**Excerpt to read**
·····

# Question: pressure testing wc carriers



## markb (Jun 11, 2009)

How do you guys recommend sealing the threaded inlets when doing a pressure test?


----------



## Widdershins (Feb 5, 2011)

markb said:


> How do you guys recommend sealing the threaded inlets when doing a pressure test?



Most of the ones I see around here are 4" IPS, so I coat the threads on the carrier and a plastic DWV 4" C/O plug with bowl wax and tighten until it bottoms out.

I tried using mechanical plug's a few times, but they usually blow out.


----------



## U666A (Dec 11, 2010)

Jr smith carriers come with a cover for the no hub nipple that has a recessed gasket. It also comes with a rectangle shaped piece of cast about 8" long that is slotted at both ends. Place cover over nipple, place slotted cast against nipple (the cap has a small raised circle and the bracket has a hole to except it for centering purposes) and tighten down with supplied rods and nuts. Great for testing and leaving on to keep drywallers from filling the sanitary with garbage until top out.

Tried to find this on jrs page, but it doesn't seem to show them anywhere.


----------



## markb (Jun 11, 2009)

Widdershins said:


> Most of the ones I see around here are 4" IPS, so I coat the threads on the carrier and a plastic DWV 4" C/O plug with bowl wax and tighten until it bottoms out.
> 
> I tried using mechanical plug's a few times, but they usually blow out.


This is the first time I have to test these. What a headache. We have four double-wc carriers to test. 

I didn't want to go out and buy eight 4" clean-out, but I guess that there is no other option. 

FYI, Zurn carriers. 

Thanks guys.
Mark


----------



## plumber p (Sep 19, 2010)

Each manufacturer has a slightly different style. You should use the nipple that comes with the carrier and keep the knockout plug in. These threads should hold a test. (they need to ). http://www.jrsmith.com/products/closet/submittal/s_type_no_ 5.pdf


----------



## rombo (Jul 17, 2008)

Do you have any test grenades on hand?

http://www.cherneind.com/Pneumatic/Test_Ball/


----------



## U666A (Dec 11, 2010)

plumber p said:


> Each manufacturer has a slightly different style. You should use the nipple that comes with the carrier and keep the knockout plug in. These threads should hold a test. (they need to ). http://www.jrsmith.com/products/closet/submittal/s_type_no_%205.pdf


That looks to be quite beneficial. Ours here are always cast nipples so what you linked would not apply.


----------



## plumber p (Sep 19, 2010)

·····

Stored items
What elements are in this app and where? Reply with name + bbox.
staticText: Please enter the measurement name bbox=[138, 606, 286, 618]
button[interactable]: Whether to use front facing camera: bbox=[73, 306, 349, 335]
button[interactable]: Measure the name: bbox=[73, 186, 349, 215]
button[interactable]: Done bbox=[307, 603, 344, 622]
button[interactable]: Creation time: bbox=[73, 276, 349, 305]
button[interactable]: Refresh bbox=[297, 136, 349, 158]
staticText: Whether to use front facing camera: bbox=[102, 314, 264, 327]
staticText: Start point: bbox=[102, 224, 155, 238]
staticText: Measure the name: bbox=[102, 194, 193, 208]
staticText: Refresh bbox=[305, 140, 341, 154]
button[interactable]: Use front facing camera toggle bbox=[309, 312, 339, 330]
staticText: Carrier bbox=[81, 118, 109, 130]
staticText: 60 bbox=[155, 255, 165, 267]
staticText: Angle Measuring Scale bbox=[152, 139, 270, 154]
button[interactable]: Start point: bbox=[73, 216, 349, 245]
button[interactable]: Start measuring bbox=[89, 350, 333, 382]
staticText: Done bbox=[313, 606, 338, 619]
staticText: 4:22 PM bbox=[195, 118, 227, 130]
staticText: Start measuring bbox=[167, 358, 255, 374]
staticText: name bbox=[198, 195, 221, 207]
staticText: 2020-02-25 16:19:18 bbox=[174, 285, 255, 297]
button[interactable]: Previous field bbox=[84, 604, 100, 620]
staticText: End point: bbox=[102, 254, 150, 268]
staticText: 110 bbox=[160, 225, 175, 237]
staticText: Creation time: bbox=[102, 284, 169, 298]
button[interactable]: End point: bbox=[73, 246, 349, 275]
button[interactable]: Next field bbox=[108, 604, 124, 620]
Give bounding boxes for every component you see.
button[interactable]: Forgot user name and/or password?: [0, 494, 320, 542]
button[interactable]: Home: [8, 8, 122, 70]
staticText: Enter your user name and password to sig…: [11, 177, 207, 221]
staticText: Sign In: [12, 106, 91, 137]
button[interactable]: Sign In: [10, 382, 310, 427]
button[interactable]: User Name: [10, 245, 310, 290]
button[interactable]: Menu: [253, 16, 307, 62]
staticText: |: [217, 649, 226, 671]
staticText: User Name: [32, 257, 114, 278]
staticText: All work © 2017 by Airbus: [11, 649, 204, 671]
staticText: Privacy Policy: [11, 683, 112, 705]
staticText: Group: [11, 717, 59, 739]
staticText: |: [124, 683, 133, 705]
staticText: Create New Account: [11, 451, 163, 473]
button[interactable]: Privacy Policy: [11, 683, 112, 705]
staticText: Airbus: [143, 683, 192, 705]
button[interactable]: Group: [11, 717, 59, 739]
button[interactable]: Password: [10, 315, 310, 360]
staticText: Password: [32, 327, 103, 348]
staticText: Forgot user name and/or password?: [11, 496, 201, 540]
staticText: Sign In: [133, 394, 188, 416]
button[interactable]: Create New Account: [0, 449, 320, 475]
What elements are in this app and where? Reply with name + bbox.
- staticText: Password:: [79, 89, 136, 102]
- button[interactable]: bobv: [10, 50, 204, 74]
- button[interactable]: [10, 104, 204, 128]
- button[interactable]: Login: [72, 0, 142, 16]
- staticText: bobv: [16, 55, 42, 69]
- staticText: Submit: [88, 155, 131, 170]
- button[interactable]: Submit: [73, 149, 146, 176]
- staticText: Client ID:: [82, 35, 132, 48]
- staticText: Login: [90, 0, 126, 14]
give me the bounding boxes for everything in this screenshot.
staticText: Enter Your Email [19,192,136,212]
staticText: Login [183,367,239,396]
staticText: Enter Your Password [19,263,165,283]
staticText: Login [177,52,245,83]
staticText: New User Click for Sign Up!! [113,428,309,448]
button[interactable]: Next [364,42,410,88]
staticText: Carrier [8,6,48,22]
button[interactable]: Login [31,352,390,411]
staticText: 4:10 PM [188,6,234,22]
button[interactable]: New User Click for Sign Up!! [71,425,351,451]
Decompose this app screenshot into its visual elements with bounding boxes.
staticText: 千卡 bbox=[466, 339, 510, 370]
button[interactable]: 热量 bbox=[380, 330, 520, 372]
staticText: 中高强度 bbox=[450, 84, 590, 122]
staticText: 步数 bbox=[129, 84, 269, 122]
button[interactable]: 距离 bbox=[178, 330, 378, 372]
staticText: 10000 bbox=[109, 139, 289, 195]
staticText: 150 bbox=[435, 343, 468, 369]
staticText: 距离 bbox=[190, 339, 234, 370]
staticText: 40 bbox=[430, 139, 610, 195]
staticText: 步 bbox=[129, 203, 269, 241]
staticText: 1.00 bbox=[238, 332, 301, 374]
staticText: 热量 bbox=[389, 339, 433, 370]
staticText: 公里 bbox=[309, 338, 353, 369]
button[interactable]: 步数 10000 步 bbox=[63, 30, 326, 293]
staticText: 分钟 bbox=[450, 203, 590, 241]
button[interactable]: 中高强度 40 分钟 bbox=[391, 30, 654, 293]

·····

**Task description**
Condense the paragraph in the pressure-testing thread that begins "Jr smith carriers come with a cover" into a short list, keeping its main facts.

**Response**
- Jr Smith carriers come with a cover for the no-hub nipple, and the cover has a recessed gasket.
- They also come with a rectangular cast piece about 8" long, slotted at both ends.
- To fit it, place the cover over the nipple and set the slotted cast against it. A small raised circle on the cap fits a hole in the bracket to center it. Tighten it down with the supplied rods and nuts.
- It works well for testing. Left on, it keeps drywallers from filling the sanitary with garbage until top out.